Wherever "cred" appears in a line, copy that line.

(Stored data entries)
>>
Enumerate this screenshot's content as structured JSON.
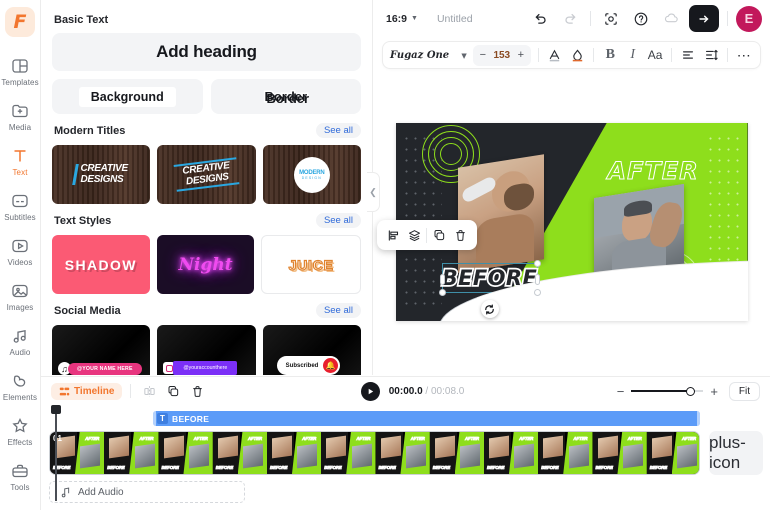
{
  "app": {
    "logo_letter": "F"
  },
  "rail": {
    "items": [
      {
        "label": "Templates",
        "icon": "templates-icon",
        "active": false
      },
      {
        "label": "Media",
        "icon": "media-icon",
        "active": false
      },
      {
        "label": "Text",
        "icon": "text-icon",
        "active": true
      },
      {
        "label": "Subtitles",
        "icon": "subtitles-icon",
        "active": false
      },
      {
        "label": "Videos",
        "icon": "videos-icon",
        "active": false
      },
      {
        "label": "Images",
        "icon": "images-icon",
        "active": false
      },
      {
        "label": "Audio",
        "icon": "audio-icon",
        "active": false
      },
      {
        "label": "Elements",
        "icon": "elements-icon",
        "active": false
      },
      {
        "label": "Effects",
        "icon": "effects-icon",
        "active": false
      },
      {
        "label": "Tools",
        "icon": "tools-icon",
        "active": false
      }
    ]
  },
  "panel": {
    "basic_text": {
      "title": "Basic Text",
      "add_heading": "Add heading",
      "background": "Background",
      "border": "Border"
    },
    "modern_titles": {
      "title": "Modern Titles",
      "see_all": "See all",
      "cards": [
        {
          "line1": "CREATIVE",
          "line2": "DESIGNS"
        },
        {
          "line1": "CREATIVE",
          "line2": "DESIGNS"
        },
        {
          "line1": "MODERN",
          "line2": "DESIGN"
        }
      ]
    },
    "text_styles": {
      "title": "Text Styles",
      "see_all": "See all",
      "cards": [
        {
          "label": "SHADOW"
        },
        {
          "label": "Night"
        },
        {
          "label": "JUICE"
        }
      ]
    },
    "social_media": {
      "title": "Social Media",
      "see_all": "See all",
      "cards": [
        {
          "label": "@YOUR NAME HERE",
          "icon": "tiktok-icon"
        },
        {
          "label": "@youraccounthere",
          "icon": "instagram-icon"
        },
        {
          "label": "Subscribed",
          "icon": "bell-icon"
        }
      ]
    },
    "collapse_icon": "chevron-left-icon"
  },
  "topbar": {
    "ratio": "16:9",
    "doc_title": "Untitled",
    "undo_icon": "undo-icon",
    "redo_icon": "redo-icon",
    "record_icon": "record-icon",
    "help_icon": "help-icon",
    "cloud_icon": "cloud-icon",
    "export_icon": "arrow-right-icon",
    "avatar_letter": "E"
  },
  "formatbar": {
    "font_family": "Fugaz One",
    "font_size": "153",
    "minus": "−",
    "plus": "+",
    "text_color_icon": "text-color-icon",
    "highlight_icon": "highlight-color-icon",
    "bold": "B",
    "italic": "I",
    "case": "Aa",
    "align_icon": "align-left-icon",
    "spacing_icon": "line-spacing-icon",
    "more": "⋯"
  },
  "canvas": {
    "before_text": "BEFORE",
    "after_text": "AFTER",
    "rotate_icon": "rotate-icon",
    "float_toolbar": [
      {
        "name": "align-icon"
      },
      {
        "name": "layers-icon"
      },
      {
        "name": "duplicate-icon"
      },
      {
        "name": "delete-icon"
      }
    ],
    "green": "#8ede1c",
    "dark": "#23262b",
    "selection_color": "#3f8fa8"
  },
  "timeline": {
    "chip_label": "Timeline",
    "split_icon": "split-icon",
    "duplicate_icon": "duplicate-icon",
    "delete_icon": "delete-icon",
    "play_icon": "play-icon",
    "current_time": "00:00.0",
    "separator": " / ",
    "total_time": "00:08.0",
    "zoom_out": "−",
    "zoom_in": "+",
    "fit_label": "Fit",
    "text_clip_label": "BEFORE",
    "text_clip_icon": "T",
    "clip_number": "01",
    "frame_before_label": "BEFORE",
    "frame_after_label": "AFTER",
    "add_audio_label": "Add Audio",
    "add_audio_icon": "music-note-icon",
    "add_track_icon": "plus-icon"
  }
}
<<
>>
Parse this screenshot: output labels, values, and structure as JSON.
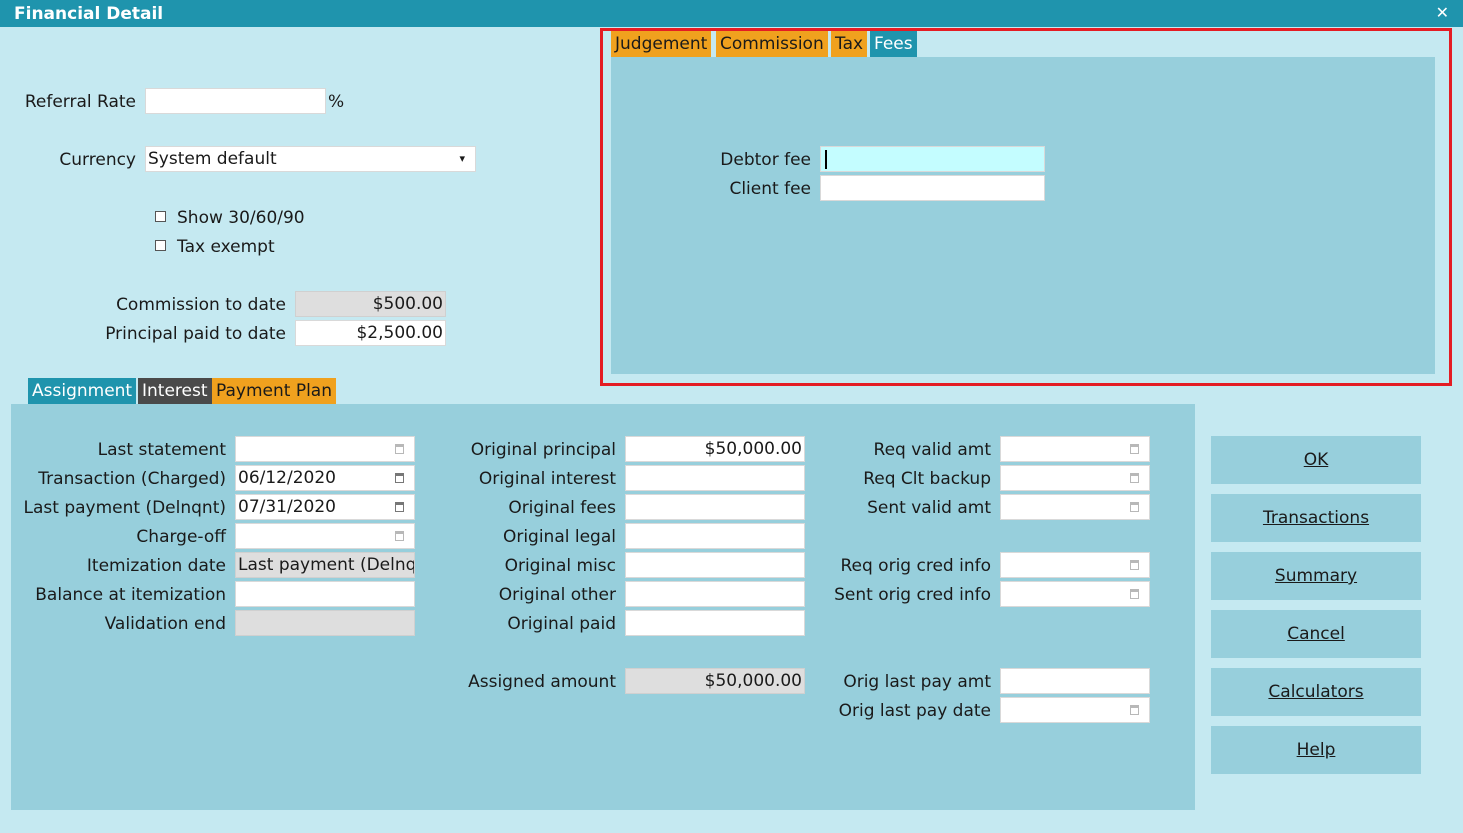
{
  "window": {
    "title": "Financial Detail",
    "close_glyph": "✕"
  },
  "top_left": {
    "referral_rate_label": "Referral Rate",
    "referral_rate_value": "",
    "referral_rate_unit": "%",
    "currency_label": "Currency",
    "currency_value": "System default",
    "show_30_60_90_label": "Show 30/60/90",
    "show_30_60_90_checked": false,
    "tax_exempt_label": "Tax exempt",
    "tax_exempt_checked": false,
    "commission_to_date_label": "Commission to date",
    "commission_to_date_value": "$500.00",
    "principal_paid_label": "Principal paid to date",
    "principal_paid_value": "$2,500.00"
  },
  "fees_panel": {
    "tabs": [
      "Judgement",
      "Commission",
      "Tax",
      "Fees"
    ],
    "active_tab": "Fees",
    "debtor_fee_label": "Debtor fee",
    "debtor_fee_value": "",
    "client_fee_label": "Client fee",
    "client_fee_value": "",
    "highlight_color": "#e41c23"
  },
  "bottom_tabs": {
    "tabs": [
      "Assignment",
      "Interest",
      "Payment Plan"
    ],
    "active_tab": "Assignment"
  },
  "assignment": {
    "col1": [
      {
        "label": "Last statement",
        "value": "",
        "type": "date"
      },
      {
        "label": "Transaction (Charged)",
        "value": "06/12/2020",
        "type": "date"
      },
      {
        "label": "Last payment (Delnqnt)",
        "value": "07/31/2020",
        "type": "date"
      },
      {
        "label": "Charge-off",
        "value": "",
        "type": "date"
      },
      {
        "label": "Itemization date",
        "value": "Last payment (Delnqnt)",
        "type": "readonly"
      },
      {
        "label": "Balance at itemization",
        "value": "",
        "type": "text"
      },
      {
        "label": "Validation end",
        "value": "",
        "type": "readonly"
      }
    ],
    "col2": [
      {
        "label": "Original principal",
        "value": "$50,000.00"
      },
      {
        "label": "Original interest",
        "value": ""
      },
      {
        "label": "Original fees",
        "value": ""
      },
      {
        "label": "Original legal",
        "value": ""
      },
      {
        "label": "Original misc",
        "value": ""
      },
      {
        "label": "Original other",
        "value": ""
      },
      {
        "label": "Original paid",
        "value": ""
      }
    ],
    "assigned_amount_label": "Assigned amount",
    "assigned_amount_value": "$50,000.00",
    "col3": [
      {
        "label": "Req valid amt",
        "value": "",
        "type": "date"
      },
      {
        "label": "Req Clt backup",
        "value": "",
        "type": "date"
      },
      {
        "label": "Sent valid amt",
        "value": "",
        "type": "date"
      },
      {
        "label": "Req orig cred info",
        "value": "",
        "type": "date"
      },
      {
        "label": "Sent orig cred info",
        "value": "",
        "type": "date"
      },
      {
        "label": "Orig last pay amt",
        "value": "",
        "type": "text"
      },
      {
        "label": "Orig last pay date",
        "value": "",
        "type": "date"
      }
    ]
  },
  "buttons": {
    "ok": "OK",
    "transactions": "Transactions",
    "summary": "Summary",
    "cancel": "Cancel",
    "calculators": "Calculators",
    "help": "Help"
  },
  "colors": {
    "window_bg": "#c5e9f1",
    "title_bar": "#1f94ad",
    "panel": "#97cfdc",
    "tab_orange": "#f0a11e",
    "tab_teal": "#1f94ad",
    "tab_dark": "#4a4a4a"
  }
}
<<
■ **Completed exercise**:
        "label": "Req orig cred info",
        "label": "Sent orig cred info",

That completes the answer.